== Data for this task ==

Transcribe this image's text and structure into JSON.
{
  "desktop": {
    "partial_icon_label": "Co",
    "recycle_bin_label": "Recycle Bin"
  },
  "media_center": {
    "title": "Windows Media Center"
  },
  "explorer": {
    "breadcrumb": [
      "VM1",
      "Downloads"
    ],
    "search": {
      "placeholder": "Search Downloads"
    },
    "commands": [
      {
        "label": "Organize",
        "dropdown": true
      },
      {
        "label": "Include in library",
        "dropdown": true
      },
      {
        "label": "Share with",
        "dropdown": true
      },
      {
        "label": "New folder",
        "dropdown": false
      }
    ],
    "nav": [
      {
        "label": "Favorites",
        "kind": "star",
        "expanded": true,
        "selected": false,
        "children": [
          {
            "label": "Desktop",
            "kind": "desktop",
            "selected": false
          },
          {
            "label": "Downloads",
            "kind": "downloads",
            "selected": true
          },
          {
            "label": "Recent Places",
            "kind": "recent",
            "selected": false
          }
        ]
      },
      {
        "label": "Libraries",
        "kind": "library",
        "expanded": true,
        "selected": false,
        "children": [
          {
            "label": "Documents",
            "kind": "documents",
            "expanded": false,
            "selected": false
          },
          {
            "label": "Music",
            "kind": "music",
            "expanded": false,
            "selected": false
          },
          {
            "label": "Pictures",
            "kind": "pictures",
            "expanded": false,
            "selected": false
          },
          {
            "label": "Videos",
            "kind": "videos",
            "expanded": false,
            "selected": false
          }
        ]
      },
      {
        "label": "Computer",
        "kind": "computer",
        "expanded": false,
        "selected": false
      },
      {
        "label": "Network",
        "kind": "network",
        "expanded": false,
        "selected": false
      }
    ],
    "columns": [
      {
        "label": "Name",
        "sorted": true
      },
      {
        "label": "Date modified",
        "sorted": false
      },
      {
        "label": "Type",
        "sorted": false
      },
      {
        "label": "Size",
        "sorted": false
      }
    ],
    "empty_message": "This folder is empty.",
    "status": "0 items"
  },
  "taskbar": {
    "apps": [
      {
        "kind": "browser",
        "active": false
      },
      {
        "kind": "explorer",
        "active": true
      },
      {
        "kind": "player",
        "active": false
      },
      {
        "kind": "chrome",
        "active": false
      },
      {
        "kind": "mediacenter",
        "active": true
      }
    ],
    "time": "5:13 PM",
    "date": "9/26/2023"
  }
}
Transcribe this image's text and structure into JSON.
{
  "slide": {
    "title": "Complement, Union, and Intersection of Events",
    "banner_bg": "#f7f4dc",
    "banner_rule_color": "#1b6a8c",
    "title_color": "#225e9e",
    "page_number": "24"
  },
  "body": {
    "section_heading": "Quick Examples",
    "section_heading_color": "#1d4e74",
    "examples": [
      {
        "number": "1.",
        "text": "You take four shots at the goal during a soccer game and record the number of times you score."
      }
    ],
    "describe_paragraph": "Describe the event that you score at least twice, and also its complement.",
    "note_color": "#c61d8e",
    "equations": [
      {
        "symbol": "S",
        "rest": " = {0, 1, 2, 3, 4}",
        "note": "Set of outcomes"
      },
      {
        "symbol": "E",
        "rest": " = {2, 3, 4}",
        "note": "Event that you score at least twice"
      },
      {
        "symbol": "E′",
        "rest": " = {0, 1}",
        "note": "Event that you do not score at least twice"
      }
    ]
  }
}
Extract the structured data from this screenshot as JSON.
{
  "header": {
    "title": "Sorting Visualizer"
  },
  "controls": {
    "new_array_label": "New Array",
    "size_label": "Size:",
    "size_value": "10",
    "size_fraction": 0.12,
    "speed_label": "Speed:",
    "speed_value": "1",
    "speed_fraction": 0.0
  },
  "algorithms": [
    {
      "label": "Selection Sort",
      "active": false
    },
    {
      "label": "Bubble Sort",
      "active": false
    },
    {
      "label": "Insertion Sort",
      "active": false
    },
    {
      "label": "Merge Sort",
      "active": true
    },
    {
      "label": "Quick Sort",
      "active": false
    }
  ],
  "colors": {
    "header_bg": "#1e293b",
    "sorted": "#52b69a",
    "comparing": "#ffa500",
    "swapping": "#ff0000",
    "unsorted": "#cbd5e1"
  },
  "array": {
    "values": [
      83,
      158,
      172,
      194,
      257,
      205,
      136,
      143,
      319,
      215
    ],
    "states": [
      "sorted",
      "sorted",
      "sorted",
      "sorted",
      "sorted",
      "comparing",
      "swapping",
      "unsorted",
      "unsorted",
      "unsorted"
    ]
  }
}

===

Problem:
Reproduce the whole listing word for word.

Answer to the problem:
Transcribe this image's text and structure into JSON.
{
  "desktop": {
    "partial_icon_label": "Co",
    "recycle_bin_label": "Recycle Bin"
  },
  "media_center": {
    "title": "Windows Media Center"
  },
  "explorer": {
    "breadcrumb": [
      "VM1",
      "Downloads"
    ],
    "search": {
      "placeholder": "Search Downloads"
    },
    "commands": [
      {
        "label": "Organize",
        "dropdown": true
      },
      {
        "label": "Include in library",
        "dropdown": true
      },
      {
        "label": "Share with",
        "dropdown": true
      },
      {
        "label": "New folder",
        "dropdown": false
      }
    ],
    "nav": [
      {
        "label": "Favorites",
        "kind": "star",
        "expanded": true,
        "selected": false,
        "children": [
          {
            "label": "Desktop",
            "kind": "desktop",
            "selected": false
          },
          {
            "label": "Downloads",
            "kind": "downloads",
            "selected": true
          },
          {
            "label": "Recent Places",
            "kind": "recent",
            "selected": false
          }
        ]
      },
      {
        "label": "Libraries",
        "kind": "library",
        "expanded": true,
        "selected": false,
        "children": [
          {
            "label": "Documents",
            "kind": "documents",
            "expanded": false,
            "selected": false
          },
          {
            "label": "Music",
            "kind": "music",
            "expanded": false,
            "selected": false
          },
          {
            "label": "Pictures",
            "kind": "pictures",
            "expanded": false,
            "selected": false
          },
          {
            "label": "Videos",
            "kind": "videos",
            "expanded": false,
            "selected": false
          }
        ]
      },
      {
        "label": "Computer",
        "kind": "computer",
        "expanded": false,
        "selected": false
      },
      {
        "label": "Network",
        "kind": "network",
        "expanded": false,
        "selected": false
      }
    ],
    "columns": [
      {
        "label": "Name",
        "sorted": true
      },
      {
        "label": "Date modified",
        "sorted": false
      },
      {
        "label": "Type",
        "sorted": false
      },
      {
        "label": "Size",
        "sorted": false
      }
    ],
    "empty_message": "This folder is empty.",
    "status": "0 items"
  },
  "taskbar": {
    "apps": [
      {
        "kind": "browser",
        "active": false
      },
      {
        "kind": "explorer",
        "active": true
      },
      {
        "kind": "player",
        "active": false
      },
      {
        "kind": "chrome",
        "active": false
      },
      {
        "kind": "mediacenter",
        "active": true
      }
    ],
    "time": "5:13 PM",
    "date": "9/26/2023"
  }
}
Transcribe this image's text and structure into JSON.
{
  "slide": {
    "title": "Complement, Union, and Intersection of Events",
    "banner_bg": "#f7f4dc",
    "banner_rule_color": "#1b6a8c",
    "title_color": "#225e9e",
    "page_number": "24"
  },
  "body": {
    "section_heading": "Quick Examples",
    "section_heading_color": "#1d4e74",
    "examples": [
      {
        "number": "1.",
        "text": "You take four shots at the goal during a soccer game and record the number of times you score."
      }
    ],
    "describe_paragraph": "Describe the event that you score at least twice, and also its complement.",
    "note_color": "#c61d8e",
    "equations": [
      {
        "symbol": "S",
        "rest": " = {0, 1, 2, 3, 4}",
        "note": "Set of outcomes"
      },
      {
        "symbol": "E",
        "rest": " = {2, 3, 4}",
        "note": "Event that you score at least twice"
      },
      {
        "symbol": "E′",
        "rest": " = {0, 1}",
        "note": "Event that you do not score at least twice"
      }
    ]
  }
}
Extract the structured data from this screenshot as JSON.
{
  "header": {
    "title": "Sorting Visualizer"
  },
  "controls": {
    "new_array_label": "New Array",
    "size_label": "Size:",
    "size_value": "10",
    "size_fraction": 0.12,
    "speed_label": "Speed:",
    "speed_value": "1",
    "speed_fraction": 0.0
  },
  "algorithms": [
    {
      "label": "Selection Sort",
      "active": false
    },
    {
      "label": "Bubble Sort",
      "active": false
    },
    {
      "label": "Insertion Sort",
      "active": false
    },
    {
      "label": "Merge Sort",
      "active": true
    },
    {
      "label": "Quick Sort",
      "active": false
    }
  ],
  "colors": {
    "header_bg": "#1e293b",
    "sorted": "#52b69a",
    "comparing": "#ffa500",
    "swapping": "#ff0000",
    "unsorted": "#cbd5e1"
  },
  "array": {
    "values": [
      83,
      158,
      172,
      194,
      257,
      205,
      136,
      143,
      319,
      215
    ],
    "states": [
      "sorted",
      "sorted",
      "sorted",
      "sorted",
      "sorted",
      "comparing",
      "swapping",
      "unsorted",
      "unsorted",
      "unsorted"
    ]
  }
}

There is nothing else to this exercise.